TASK DETAILS: In the listing that follows, count the lines holding the word "Θεοδώρου" and report only that number.

┄┄┄┄┄┄┄┄┄┄┄┄┄┄┄┄┄┄┄┄

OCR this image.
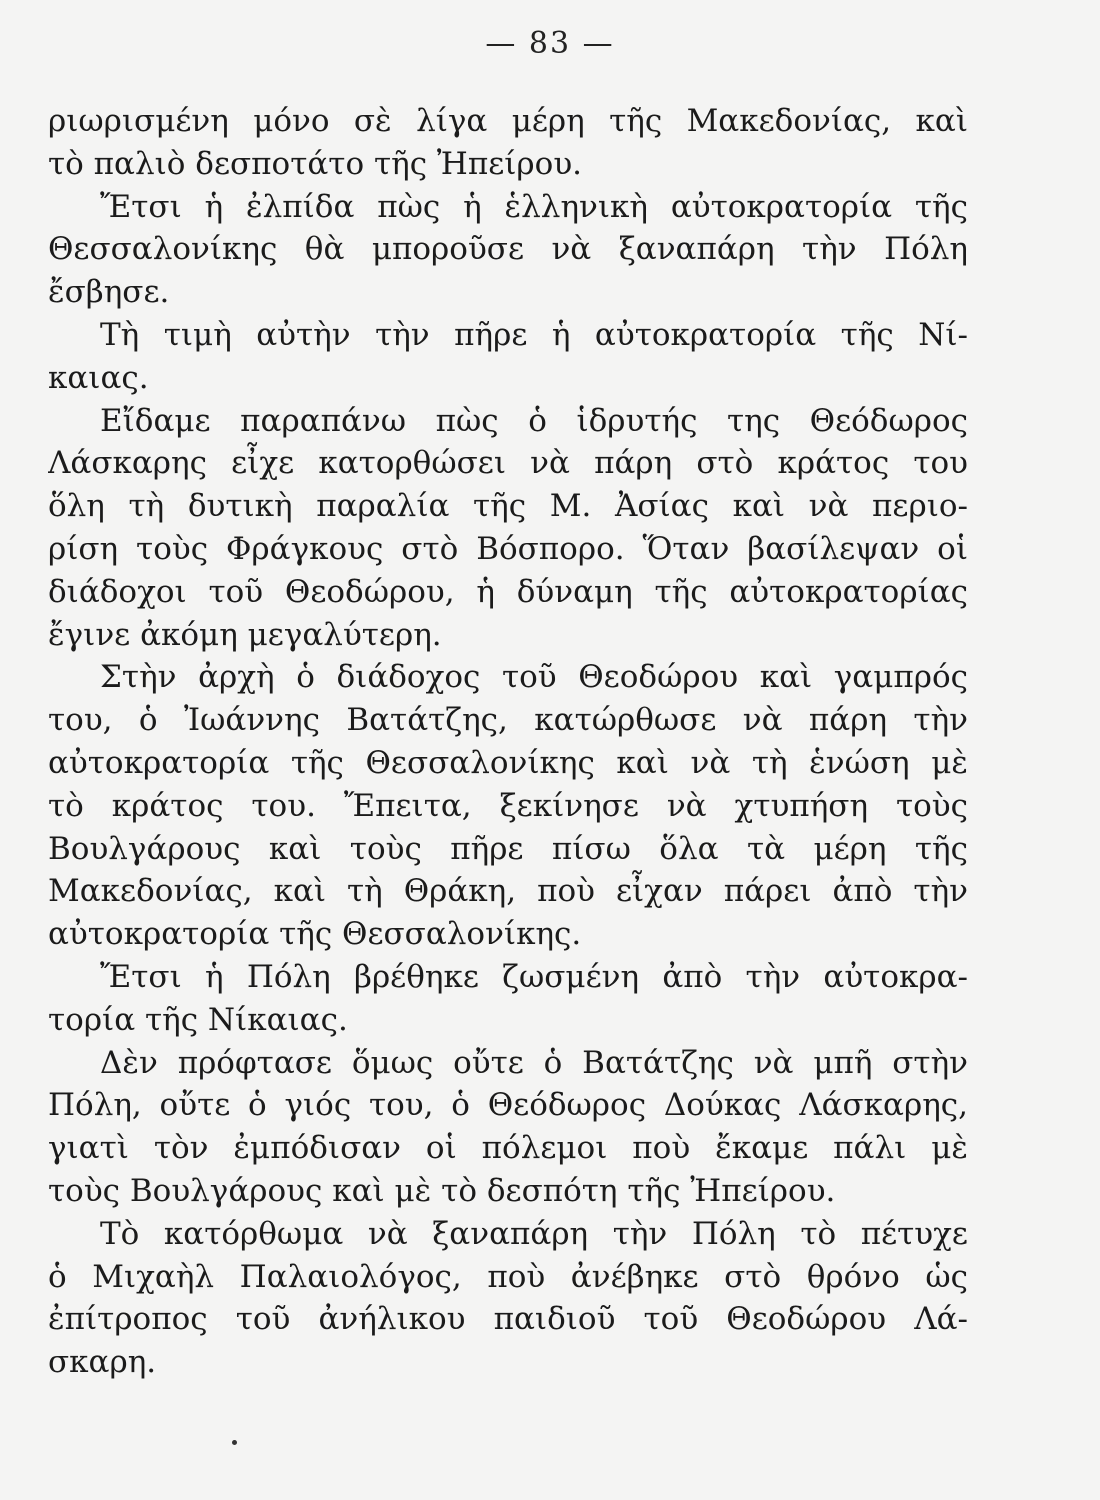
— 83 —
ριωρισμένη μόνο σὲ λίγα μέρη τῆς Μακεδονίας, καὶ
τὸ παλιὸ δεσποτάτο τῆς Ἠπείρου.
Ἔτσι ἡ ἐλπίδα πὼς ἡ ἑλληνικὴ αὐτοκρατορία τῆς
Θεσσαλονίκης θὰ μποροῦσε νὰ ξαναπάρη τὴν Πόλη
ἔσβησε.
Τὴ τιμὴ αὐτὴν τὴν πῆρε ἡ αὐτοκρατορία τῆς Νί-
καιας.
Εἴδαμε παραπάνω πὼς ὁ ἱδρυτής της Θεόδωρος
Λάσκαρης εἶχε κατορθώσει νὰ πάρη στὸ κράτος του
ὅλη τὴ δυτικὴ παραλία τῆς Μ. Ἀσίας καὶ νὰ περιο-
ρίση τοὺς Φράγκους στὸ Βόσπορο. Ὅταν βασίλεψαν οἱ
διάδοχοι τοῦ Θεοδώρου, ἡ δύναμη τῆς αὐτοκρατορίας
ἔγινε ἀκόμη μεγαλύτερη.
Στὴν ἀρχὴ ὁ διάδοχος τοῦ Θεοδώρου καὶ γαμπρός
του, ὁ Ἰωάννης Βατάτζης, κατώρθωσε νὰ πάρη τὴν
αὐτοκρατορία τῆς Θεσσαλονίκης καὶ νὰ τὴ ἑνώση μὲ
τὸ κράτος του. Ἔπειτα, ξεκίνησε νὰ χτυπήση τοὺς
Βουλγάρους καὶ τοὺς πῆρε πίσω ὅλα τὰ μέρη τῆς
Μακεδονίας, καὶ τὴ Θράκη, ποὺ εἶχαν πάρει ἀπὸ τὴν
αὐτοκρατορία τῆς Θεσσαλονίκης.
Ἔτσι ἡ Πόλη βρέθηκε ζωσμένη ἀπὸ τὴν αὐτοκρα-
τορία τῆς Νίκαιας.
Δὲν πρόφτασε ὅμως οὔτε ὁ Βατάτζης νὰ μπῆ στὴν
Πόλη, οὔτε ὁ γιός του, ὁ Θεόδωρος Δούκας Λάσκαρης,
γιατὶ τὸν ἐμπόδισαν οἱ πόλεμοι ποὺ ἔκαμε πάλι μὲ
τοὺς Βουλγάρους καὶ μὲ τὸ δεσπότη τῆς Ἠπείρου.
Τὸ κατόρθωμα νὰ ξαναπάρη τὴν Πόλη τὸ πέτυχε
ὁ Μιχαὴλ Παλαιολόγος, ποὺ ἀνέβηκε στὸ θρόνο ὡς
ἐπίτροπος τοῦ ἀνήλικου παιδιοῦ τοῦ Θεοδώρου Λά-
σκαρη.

┄┄┄┄┄┄┄┄┄┄┄┄┄┄┄┄┄┄┄┄

RESPONSE TO THIS EXERCISE: 3